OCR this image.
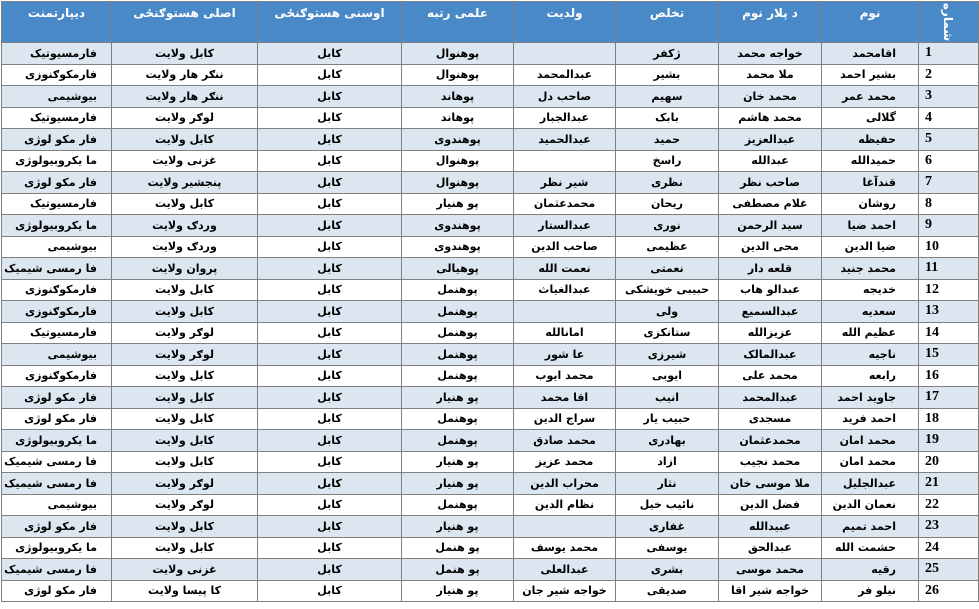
شماره	نوم	د پلار نوم	تخلص	ولدیت	علمی رتبه	اوسنی هستوګنځی	اصلی هستوګنځی	دیپارتمنت
1	اقامحمد	خواجه محمد	ژکفر		پوهنوال	کابل	کابل ولایت	فارمسیوتیک
2	بشیر احمد	ملا محمد	بشیر	عبدالمحمد	پوهنوال	کابل	ننګر هار ولایت	فارمکوګنوزی
3	محمد عمر	محمد خان	سهیم	صاحب دل	پوهاند	کابل	ننګر هار ولایت	بیوشیمی
4	گلالی	محمد هاشم	بابک	عبدالجبار	پوهاند	کابل	لوګر ولایت	فارمسیوتیک
5	حفیظه	عبدالعزیز	حمید	عبدالحمید	پوهندوی	کابل	کابل ولایت	فار مکو لوژی
6	حمیدالله	عبدالله	راسخ		پوهنوال	کابل	غزنی ولایت	ما یکروبیولوژی
7	قندآغا	صاحب نظر	نظری	شیر نظر	پوهنوال	کابل	پنجشیر ولایت	فار مکو لوژی
8	روشان	غلام مصطفی	ریحان	محمدعثمان	پو هنیار	کابل	کابل ولایت	فارمسیوتیک
9	احمد ضیا	سید الرحمن	نوری	عبدالستار	پوهندوی	کابل	وردګ ولایت	ما یکروبیولوژی
10	ضیا الدین	محی الدین	عظیمی	صاحب الدین	پوهندوی	کابل	وردګ ولایت	بیوشیمی
11	محمد جنید	قلعه دار	نعمتی	نعمت الله	پوهیالی	کابل	پروان ولایت	فا رمسی شیمیک
12	خدیجه	عبدالو هاب	حبیبی خویشکی	عبدالغیاث	پوهنمل	کابل	کابل ولایت	فارمکوګنوزی
13	سعدیه	عبدالسمیع	ولی		پوهنمل	کابل	کابل ولایت	فارمکوګنوزی
14	عظیم الله	عزیزالله	ستانکزی	امانالله	پوهنمل	کابل	لوګر ولایت	فارمسیوتیک
15	ناجیه	عبدالمالک	شیرزی	عا شور	پوهنمل	کابل	لوګر ولایت	بیوشیمی
16	رابعه	محمد علی	ایوبی	محمد ایوب	پوهنمل	کابل	کابل ولایت	فارمکوګنوزی
17	جاوید احمد	عبدالمحمد	انیب	اقا محمد	پو هنیار	کابل	کابل ولایت	فار مکو لوژی
18	احمد فرید	مسجدی	حبیب یار	سراج الدین	پوهنمل	کابل	کابل ولایت	فار مکو لوژی
19	محمد امان	محمدعثمان	بهادری	محمد صادق	پوهنمل	کابل	کابل ولایت	ما یکروبیولوژی
20	محمد امان	محمد نجیب	ازاد	محمد عزیز	پو هنیار	کابل	کابل ولایت	فا رمسی شیمیک
21	عبدالجلیل	ملا موسی خان	نثار	محراب الدین	پو هنیار	کابل	لوګر ولایت	فا رمسی شیمیک
22	نعمان الدین	فضل الدین	نائیب خیل	نظام الدین	پوهنمل	کابل	لوګر ولایت	بیوشیمی
23	احمد تمیم	عبیدالله	غفاری		پو هنیار	کابل	کابل ولایت	فار مکو لوژی
24	حشمت الله	عبدالحق	یوسفی	محمد یوسف	پو هنمل	کابل	کابل ولایت	ما یکروبیولوژی
25	رقیه	محمد موسی	بشری	عبدالعلی	پو هنمل	کابل	غزنی ولایت	فا رمسی شیمیک
26	نیلو فر	خواجه شیر اقا	صدیقی	خواجه شیر جان	پو هنیار	کابل	کا پیسا ولایت	فار مکو لوژی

| GOAL |
Omit every picture, then reproduce the rest of the listing exactly.

| OUTPUT FOR THIS EXERCISE |
OCR this image.
شماره	نوم	د پلار نوم	تخلص	ولدیت	علمی رتبه	اوسنی هستوګنځی	اصلی هستوګنځی	دیپارتمنت
1	اقامحمد	خواجه محمد	ژکفر		پوهنوال	کابل	کابل ولایت	فارمسیوتیک
2	بشیر احمد	ملا محمد	بشیر	عبدالمحمد	پوهنوال	کابل	ننګر هار ولایت	فارمکوګنوزی
3	محمد عمر	محمد خان	سهیم	صاحب دل	پوهاند	کابل	ننګر هار ولایت	بیوشیمی
4	گلالی	محمد هاشم	بابک	عبدالجبار	پوهاند	کابل	لوګر ولایت	فارمسیوتیک
5	حفیظه	عبدالعزیز	حمید	عبدالحمید	پوهندوی	کابل	کابل ولایت	فار مکو لوژی
6	حمیدالله	عبدالله	راسخ		پوهنوال	کابل	غزنی ولایت	ما یکروبیولوژی
7	قندآغا	صاحب نظر	نظری	شیر نظر	پوهنوال	کابل	پنجشیر ولایت	فار مکو لوژی
8	روشان	غلام مصطفی	ریحان	محمدعثمان	پو هنیار	کابل	کابل ولایت	فارمسیوتیک
9	احمد ضیا	سید الرحمن	نوری	عبدالستار	پوهندوی	کابل	وردګ ولایت	ما یکروبیولوژی
10	ضیا الدین	محی الدین	عظیمی	صاحب الدین	پوهندوی	کابل	وردګ ولایت	بیوشیمی
11	محمد جنید	قلعه دار	نعمتی	نعمت الله	پوهیالی	کابل	پروان ولایت	فا رمسی شیمیک
12	خدیجه	عبدالو هاب	حبیبی خویشکی	عبدالغیاث	پوهنمل	کابل	کابل ولایت	فارمکوګنوزی
13	سعدیه	عبدالسمیع	ولی		پوهنمل	کابل	کابل ولایت	فارمکوګنوزی
14	عظیم الله	عزیزالله	ستانکزی	امانالله	پوهنمل	کابل	لوګر ولایت	فارمسیوتیک
15	ناجیه	عبدالمالک	شیرزی	عا شور	پوهنمل	کابل	لوګر ولایت	بیوشیمی
16	رابعه	محمد علی	ایوبی	محمد ایوب	پوهنمل	کابل	کابل ولایت	فارمکوګنوزی
17	جاوید احمد	عبدالمحمد	انیب	اقا محمد	پو هنیار	کابل	کابل ولایت	فار مکو لوژی
18	احمد فرید	مسجدی	حبیب یار	سراج الدین	پوهنمل	کابل	کابل ولایت	فار مکو لوژی
19	محمد امان	محمدعثمان	بهادری	محمد صادق	پوهنمل	کابل	کابل ولایت	ما یکروبیولوژی
20	محمد امان	محمد نجیب	ازاد	محمد عزیز	پو هنیار	کابل	کابل ولایت	فا رمسی شیمیک
21	عبدالجلیل	ملا موسی خان	نثار	محراب الدین	پو هنیار	کابل	لوګر ولایت	فا رمسی شیمیک
22	نعمان الدین	فضل الدین	نائیب خیل	نظام الدین	پوهنمل	کابل	لوګر ولایت	بیوشیمی
23	احمد تمیم	عبیدالله	غفاری		پو هنیار	کابل	کابل ولایت	فار مکو لوژی
24	حشمت الله	عبدالحق	یوسفی	محمد یوسف	پو هنمل	کابل	کابل ولایت	ما یکروبیولوژی
25	رقیه	محمد موسی	بشری	عبدالعلی	پو هنمل	کابل	غزنی ولایت	فا رمسی شیمیک
26	نیلو فر	خواجه شیر اقا	صدیقی	خواجه شیر جان	پو هنیار	کابل	کا پیسا ولایت	فار مکو لوژی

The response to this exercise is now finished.